» CHALLENGE: Show every line below where "Care" can be found.

» RECORDS FOR PROCESSING:
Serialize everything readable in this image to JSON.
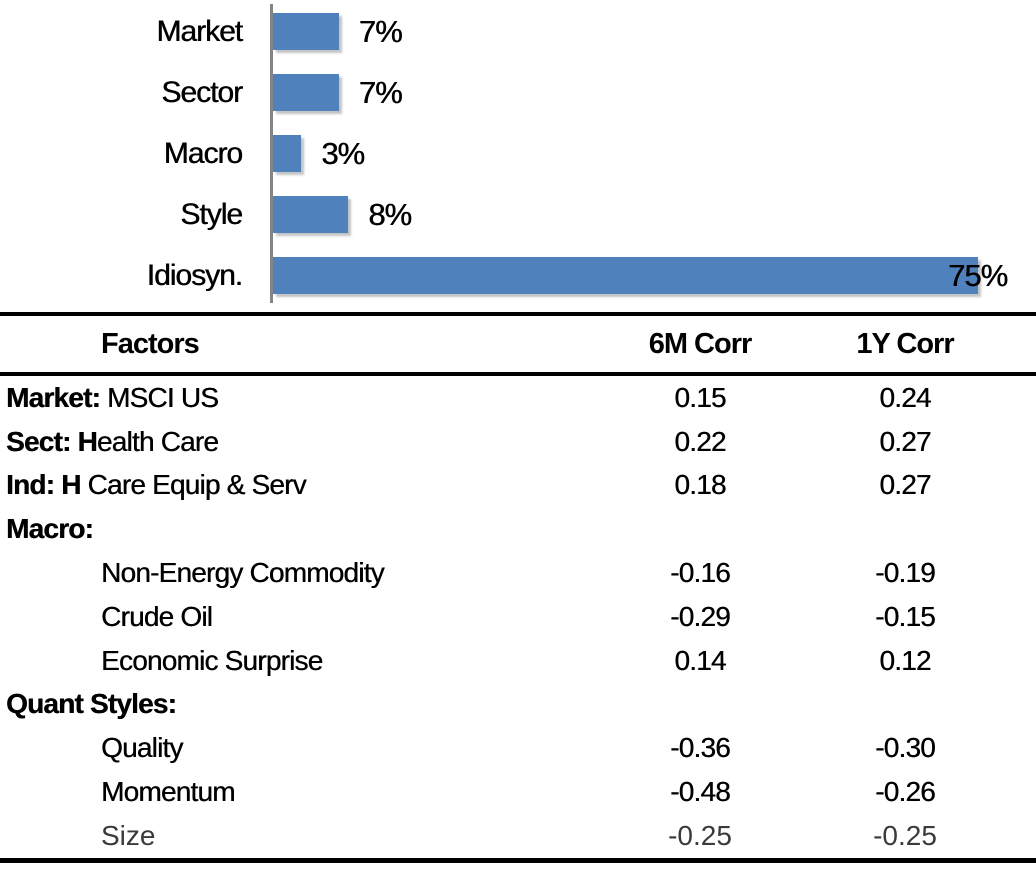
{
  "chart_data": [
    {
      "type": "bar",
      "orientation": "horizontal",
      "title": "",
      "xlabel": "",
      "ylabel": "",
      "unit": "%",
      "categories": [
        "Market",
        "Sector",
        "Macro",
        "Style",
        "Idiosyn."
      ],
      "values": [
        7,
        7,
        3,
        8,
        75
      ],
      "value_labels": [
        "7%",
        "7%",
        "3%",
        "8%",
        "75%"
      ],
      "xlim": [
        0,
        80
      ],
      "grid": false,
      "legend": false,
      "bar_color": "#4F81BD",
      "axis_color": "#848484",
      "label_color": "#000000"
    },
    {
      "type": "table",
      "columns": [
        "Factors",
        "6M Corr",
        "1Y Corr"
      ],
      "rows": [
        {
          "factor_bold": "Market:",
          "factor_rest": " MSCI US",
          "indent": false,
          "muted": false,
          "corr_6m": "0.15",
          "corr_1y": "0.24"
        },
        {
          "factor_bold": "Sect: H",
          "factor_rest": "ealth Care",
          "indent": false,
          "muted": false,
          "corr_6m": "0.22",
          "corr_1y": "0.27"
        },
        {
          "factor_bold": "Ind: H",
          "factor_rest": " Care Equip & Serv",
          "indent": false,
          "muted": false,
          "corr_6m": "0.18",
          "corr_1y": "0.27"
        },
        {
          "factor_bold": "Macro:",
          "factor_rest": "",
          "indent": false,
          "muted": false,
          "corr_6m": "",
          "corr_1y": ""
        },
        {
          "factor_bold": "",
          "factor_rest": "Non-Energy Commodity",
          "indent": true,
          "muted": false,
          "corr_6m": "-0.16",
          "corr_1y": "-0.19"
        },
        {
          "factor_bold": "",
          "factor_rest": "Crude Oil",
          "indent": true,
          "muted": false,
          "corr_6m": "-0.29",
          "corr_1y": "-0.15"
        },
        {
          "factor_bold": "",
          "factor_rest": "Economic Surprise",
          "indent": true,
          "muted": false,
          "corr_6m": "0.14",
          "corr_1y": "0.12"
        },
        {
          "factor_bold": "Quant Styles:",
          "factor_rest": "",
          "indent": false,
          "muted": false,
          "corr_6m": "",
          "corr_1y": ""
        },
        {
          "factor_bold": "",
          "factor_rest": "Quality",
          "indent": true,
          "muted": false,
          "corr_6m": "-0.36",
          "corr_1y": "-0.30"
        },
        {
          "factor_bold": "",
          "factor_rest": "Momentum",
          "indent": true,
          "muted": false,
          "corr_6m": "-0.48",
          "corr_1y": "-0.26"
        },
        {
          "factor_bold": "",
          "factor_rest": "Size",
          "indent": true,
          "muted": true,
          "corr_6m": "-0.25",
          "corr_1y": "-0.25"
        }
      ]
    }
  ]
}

» COMPLETED EXERCISE:
          "factor_rest": "ealth Care",
          "factor_rest": " Care Equip & Serv",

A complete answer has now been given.